__WRITTEN EXERCISE__.
Give the data again exactly as written, skipping any pictures.

Collected data:

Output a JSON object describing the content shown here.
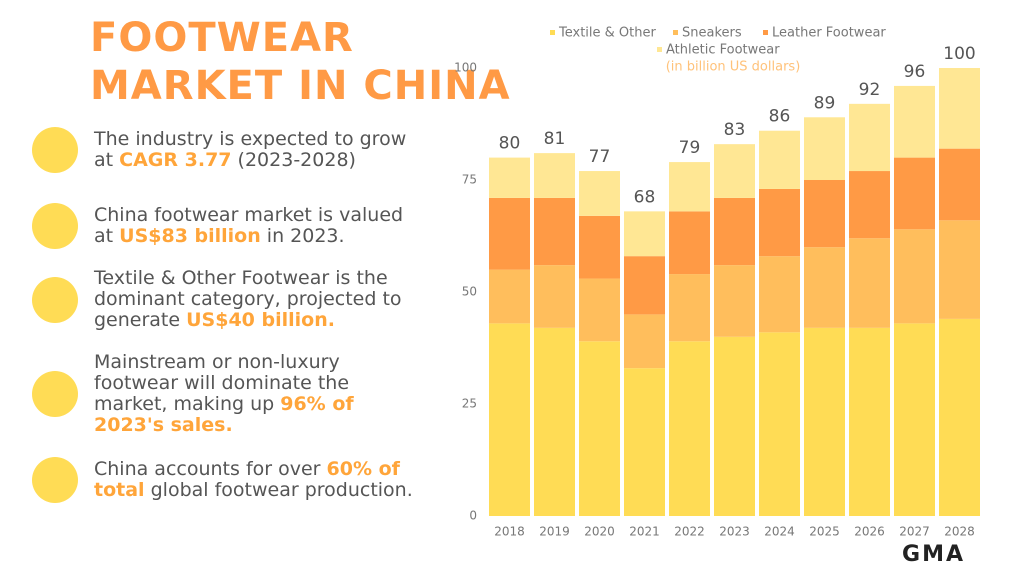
{
  "header": {
    "title_lines": [
      "FOOTWEAR",
      "MARKET IN CHINA"
    ]
  },
  "bullets": [
    [
      {
        "text": "The industry is expected to grow at "
      },
      {
        "text": "CAGR 3.77",
        "highlight": true
      },
      {
        "text": " (2023-2028)"
      }
    ],
    [
      {
        "text": "China footwear market is valued at "
      },
      {
        "text": "US$83 billion",
        "highlight": true
      },
      {
        "text": " in 2023."
      }
    ],
    [
      {
        "text": "Textile & Other Footwear is the dominant category, projected to generate "
      },
      {
        "text": "US$40 billion.",
        "highlight": true
      }
    ],
    [
      {
        "text": "Mainstream or non-luxury footwear will dominate the market, making up "
      },
      {
        "text": "96% of 2023's sales.",
        "highlight": true
      }
    ],
    [
      {
        "text": "China accounts for over "
      },
      {
        "text": "60% of total",
        "highlight": true
      },
      {
        "text": " global footwear production."
      }
    ]
  ],
  "logo": "GMA",
  "chart_data": {
    "type": "stacked_bar",
    "subtitle": "(in billion US dollars)",
    "categories": [
      "2018",
      "2019",
      "2020",
      "2021",
      "2022",
      "2023",
      "2024",
      "2025",
      "2026",
      "2027",
      "2028"
    ],
    "series": [
      {
        "name": "Textile & Other",
        "color": "#ffdc55",
        "values": [
          43,
          42,
          39,
          33,
          39,
          40,
          41,
          42,
          42,
          43,
          44
        ]
      },
      {
        "name": "Sneakers",
        "color": "#ffbe5c",
        "values": [
          12,
          14,
          14,
          12,
          15,
          16,
          17,
          18,
          20,
          21,
          22
        ]
      },
      {
        "name": "Leather Footwear",
        "color": "#ff9a45",
        "values": [
          16,
          15,
          14,
          13,
          14,
          15,
          15,
          15,
          15,
          16,
          16
        ]
      },
      {
        "name": "Athletic Footwear",
        "color": "#ffe794",
        "values": [
          9,
          10,
          10,
          10,
          11,
          12,
          13,
          14,
          15,
          16,
          18
        ]
      }
    ],
    "totals": [
      80,
      81,
      77,
      68,
      79,
      83,
      86,
      89,
      92,
      96,
      100
    ],
    "ylim": [
      0,
      100
    ],
    "yticks": [
      0,
      25,
      50,
      75,
      100
    ],
    "grid": false
  }
}
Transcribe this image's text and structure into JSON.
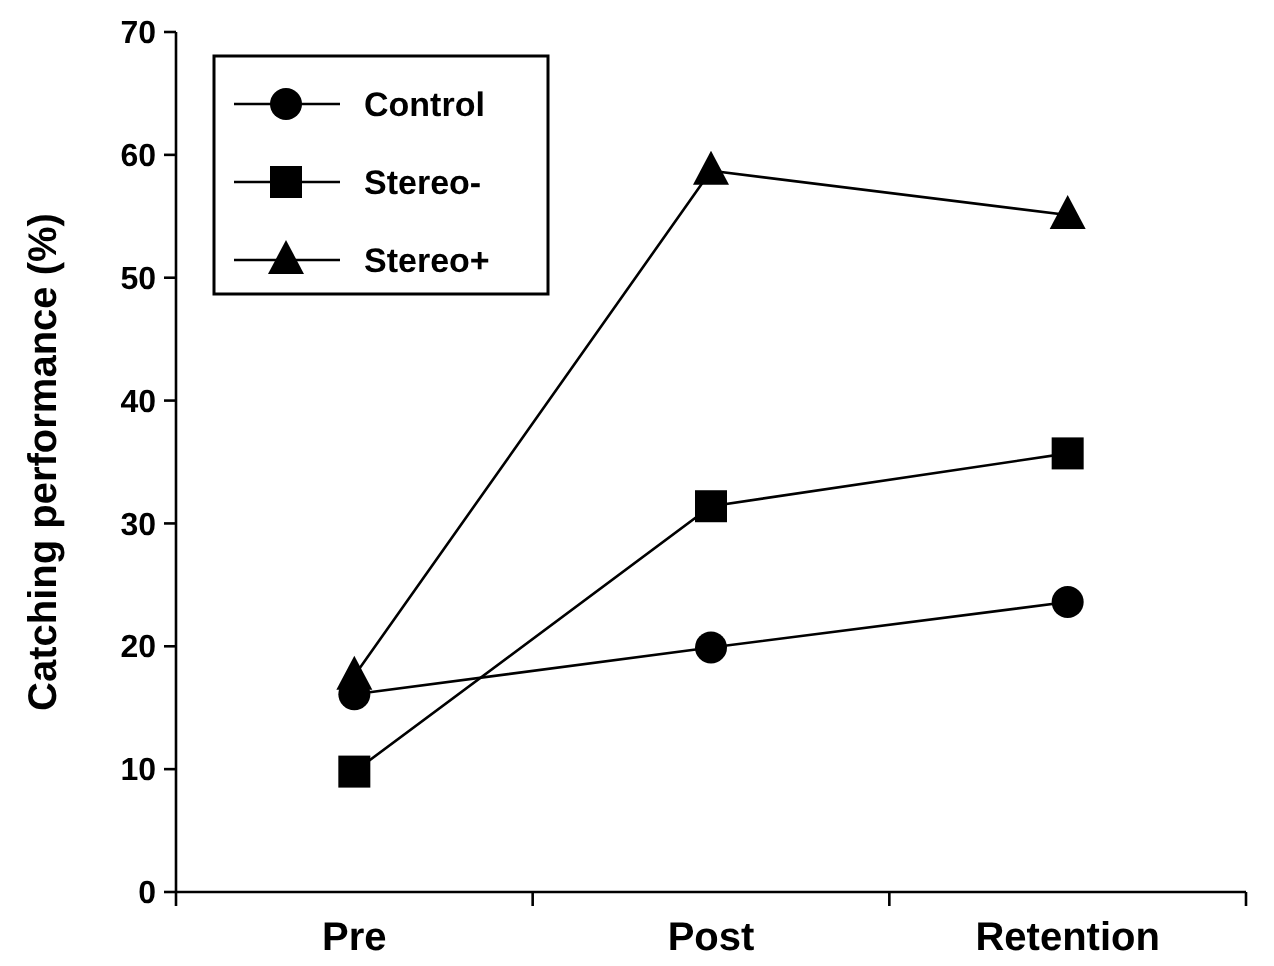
{
  "chart_data": {
    "type": "line",
    "ylabel": "Catching performance (%)",
    "categories": [
      "Pre",
      "Post",
      "Retention"
    ],
    "series": [
      {
        "name": "Control",
        "color": "#000000",
        "marker": "circle",
        "values": [
          16.1,
          19.9,
          23.6
        ]
      },
      {
        "name": "Stereo-",
        "color": "#000000",
        "marker": "square",
        "values": [
          9.8,
          31.4,
          35.7
        ]
      },
      {
        "name": "Stereo+",
        "color": "#000000",
        "marker": "triangle",
        "values": [
          17.6,
          58.7,
          55.1
        ]
      }
    ],
    "ylim": [
      0,
      70
    ],
    "yticks": [
      0,
      10,
      20,
      30,
      40,
      50,
      60,
      70
    ],
    "grid": false,
    "legend": "top left",
    "line_style": "solid"
  }
}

__OUTPUT BELOW__.
Output a JSON object describing the content shown here.
{
  "header": {
    "title_lines": [
      "FOOTWEAR",
      "MARKET IN CHINA"
    ]
  },
  "bullets": [
    [
      {
        "text": "The industry is expected to grow at "
      },
      {
        "text": "CAGR 3.77",
        "highlight": true
      },
      {
        "text": " (2023-2028)"
      }
    ],
    [
      {
        "text": "China footwear market is valued at "
      },
      {
        "text": "US$83 billion",
        "highlight": true
      },
      {
        "text": " in 2023."
      }
    ],
    [
      {
        "text": "Textile & Other Footwear is the dominant category, projected to generate "
      },
      {
        "text": "US$40 billion.",
        "highlight": true
      }
    ],
    [
      {
        "text": "Mainstream or non-luxury footwear will dominate the market, making up "
      },
      {
        "text": "96% of 2023's sales.",
        "highlight": true
      }
    ],
    [
      {
        "text": "China accounts for over "
      },
      {
        "text": "60% of total",
        "highlight": true
      },
      {
        "text": " global footwear production."
      }
    ]
  ],
  "logo": "GMA",
  "chart_data": {
    "type": "stacked_bar",
    "subtitle": "(in billion US dollars)",
    "categories": [
      "2018",
      "2019",
      "2020",
      "2021",
      "2022",
      "2023",
      "2024",
      "2025",
      "2026",
      "2027",
      "2028"
    ],
    "series": [
      {
        "name": "Textile & Other",
        "color": "#ffdc55",
        "values": [
          43,
          42,
          39,
          33,
          39,
          40,
          41,
          42,
          42,
          43,
          44
        ]
      },
      {
        "name": "Sneakers",
        "color": "#ffbe5c",
        "values": [
          12,
          14,
          14,
          12,
          15,
          16,
          17,
          18,
          20,
          21,
          22
        ]
      },
      {
        "name": "Leather Footwear",
        "color": "#ff9a45",
        "values": [
          16,
          15,
          14,
          13,
          14,
          15,
          15,
          15,
          15,
          16,
          16
        ]
      },
      {
        "name": "Athletic Footwear",
        "color": "#ffe794",
        "values": [
          9,
          10,
          10,
          10,
          11,
          12,
          13,
          14,
          15,
          16,
          18
        ]
      }
    ],
    "totals": [
      80,
      81,
      77,
      68,
      79,
      83,
      86,
      89,
      92,
      96,
      100
    ],
    "ylim": [
      0,
      100
    ],
    "yticks": [
      0,
      25,
      50,
      75,
      100
    ],
    "grid": false
  }
}
Transcribe this image's text and structure into JSON.
{
  "chart_data": {
    "type": "line",
    "ylabel": "Catching performance (%)",
    "categories": [
      "Pre",
      "Post",
      "Retention"
    ],
    "series": [
      {
        "name": "Control",
        "color": "#000000",
        "marker": "circle",
        "values": [
          16.1,
          19.9,
          23.6
        ]
      },
      {
        "name": "Stereo-",
        "color": "#000000",
        "marker": "square",
        "values": [
          9.8,
          31.4,
          35.7
        ]
      },
      {
        "name": "Stereo+",
        "color": "#000000",
        "marker": "triangle",
        "values": [
          17.6,
          58.7,
          55.1
        ]
      }
    ],
    "ylim": [
      0,
      70
    ],
    "yticks": [
      0,
      10,
      20,
      30,
      40,
      50,
      60,
      70
    ],
    "grid": false,
    "legend": "top left",
    "line_style": "solid"
  }
}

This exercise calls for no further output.